━━━━━ Data for this task

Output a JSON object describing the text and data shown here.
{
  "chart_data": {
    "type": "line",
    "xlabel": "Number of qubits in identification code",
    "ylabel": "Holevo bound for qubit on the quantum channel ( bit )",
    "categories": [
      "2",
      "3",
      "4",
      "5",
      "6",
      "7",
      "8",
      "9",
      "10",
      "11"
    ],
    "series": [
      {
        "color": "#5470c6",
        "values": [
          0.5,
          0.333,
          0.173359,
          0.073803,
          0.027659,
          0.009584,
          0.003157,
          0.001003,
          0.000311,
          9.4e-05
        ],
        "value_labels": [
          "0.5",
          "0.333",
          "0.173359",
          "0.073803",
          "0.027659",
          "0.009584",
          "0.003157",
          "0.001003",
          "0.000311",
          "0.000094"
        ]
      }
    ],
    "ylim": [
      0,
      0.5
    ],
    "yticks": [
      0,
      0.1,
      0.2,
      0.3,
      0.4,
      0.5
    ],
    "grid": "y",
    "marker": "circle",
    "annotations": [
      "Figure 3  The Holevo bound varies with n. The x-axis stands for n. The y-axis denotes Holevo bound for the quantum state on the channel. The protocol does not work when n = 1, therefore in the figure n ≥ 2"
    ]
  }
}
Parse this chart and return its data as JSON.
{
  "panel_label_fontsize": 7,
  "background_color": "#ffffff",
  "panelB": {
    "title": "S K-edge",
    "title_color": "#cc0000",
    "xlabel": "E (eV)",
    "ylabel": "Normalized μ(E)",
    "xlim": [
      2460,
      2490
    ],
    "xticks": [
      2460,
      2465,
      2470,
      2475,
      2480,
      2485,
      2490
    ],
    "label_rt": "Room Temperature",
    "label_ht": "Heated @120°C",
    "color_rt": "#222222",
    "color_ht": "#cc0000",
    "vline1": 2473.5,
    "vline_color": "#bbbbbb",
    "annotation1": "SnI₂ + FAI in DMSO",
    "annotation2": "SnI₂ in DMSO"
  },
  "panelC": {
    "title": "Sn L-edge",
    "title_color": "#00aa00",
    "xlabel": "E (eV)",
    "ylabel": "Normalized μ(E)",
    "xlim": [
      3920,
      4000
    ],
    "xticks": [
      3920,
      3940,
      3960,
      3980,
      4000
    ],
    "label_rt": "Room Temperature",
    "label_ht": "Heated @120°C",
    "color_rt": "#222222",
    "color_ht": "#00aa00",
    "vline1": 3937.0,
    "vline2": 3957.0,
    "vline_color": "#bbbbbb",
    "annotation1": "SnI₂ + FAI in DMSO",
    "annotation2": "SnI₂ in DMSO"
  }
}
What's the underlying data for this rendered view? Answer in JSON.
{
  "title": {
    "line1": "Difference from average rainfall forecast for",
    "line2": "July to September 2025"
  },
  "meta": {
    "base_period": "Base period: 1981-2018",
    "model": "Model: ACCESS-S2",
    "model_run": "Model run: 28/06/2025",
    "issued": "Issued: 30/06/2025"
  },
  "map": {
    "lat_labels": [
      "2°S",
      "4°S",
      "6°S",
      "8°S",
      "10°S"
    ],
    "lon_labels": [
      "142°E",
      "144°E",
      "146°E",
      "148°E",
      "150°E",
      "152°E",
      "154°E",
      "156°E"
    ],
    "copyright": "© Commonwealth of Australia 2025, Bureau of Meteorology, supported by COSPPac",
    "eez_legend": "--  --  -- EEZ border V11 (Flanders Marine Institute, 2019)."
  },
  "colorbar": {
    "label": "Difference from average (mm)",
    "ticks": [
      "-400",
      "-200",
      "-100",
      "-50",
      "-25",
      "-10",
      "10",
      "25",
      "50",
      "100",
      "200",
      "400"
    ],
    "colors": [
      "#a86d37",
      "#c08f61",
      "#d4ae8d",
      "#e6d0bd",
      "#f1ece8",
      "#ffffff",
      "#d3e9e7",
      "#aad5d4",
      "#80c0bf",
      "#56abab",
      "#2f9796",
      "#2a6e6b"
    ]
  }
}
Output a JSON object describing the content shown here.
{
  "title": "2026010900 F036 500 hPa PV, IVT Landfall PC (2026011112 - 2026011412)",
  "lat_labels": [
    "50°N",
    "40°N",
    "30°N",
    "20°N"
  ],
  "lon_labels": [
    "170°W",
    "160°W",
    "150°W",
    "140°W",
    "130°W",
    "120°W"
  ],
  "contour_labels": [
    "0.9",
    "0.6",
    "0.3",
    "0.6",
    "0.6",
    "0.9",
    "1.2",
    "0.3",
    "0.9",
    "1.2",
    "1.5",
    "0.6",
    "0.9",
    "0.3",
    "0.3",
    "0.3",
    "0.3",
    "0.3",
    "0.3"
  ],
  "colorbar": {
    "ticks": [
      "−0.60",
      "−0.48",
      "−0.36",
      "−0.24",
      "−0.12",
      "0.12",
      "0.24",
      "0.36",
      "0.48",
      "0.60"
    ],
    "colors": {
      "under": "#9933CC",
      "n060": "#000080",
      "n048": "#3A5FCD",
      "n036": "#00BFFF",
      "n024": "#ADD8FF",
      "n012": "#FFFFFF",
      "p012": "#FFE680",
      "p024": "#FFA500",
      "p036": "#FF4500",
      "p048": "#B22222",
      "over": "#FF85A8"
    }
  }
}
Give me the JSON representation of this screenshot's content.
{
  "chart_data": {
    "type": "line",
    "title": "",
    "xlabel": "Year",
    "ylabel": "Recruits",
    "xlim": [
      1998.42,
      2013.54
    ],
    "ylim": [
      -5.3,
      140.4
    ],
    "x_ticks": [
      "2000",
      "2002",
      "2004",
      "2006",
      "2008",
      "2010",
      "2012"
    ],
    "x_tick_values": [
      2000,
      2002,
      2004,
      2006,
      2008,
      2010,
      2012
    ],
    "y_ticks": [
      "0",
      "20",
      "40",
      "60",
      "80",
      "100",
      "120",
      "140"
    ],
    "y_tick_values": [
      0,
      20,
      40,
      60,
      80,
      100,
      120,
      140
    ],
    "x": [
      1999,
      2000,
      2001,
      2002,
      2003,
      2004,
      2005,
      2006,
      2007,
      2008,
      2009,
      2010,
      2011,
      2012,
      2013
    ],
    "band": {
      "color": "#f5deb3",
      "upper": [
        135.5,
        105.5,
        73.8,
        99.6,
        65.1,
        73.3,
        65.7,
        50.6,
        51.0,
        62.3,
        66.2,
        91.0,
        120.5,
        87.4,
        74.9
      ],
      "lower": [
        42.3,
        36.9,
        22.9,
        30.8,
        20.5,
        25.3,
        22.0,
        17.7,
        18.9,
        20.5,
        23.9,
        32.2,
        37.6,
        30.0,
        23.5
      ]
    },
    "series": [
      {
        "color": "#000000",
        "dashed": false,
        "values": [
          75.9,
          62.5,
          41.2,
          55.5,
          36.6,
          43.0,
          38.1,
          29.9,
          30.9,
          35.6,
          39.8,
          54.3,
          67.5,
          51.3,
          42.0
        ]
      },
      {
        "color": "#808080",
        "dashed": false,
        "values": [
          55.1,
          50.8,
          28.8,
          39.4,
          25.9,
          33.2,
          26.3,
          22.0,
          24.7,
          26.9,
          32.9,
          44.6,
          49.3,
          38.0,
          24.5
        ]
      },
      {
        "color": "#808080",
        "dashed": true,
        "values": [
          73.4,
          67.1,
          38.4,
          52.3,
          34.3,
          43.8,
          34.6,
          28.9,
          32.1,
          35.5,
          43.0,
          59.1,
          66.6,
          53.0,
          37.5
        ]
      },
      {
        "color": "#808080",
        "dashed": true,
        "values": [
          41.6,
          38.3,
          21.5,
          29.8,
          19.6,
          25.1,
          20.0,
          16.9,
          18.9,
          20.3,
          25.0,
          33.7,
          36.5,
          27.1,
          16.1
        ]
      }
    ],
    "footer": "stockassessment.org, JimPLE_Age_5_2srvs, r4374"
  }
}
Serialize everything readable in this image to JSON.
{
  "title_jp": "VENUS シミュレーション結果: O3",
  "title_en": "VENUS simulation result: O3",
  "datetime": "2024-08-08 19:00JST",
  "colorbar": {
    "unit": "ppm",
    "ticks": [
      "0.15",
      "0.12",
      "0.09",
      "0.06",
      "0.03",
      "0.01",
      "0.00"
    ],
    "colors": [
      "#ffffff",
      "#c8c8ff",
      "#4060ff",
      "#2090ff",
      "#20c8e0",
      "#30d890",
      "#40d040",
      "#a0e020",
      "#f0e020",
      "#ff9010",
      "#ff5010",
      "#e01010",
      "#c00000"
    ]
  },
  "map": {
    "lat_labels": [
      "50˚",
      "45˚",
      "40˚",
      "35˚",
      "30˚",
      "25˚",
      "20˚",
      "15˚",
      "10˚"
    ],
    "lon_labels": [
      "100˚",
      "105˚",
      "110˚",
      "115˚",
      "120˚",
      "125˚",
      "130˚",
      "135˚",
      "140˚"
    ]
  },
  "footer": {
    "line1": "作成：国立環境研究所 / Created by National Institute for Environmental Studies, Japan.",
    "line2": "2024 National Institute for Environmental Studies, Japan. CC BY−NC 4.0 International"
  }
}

━━━━━━━━━━

- [Work instructions]:
Going over the lines above, work out how many include "Difference", then give only that number.

- [The solution]:
2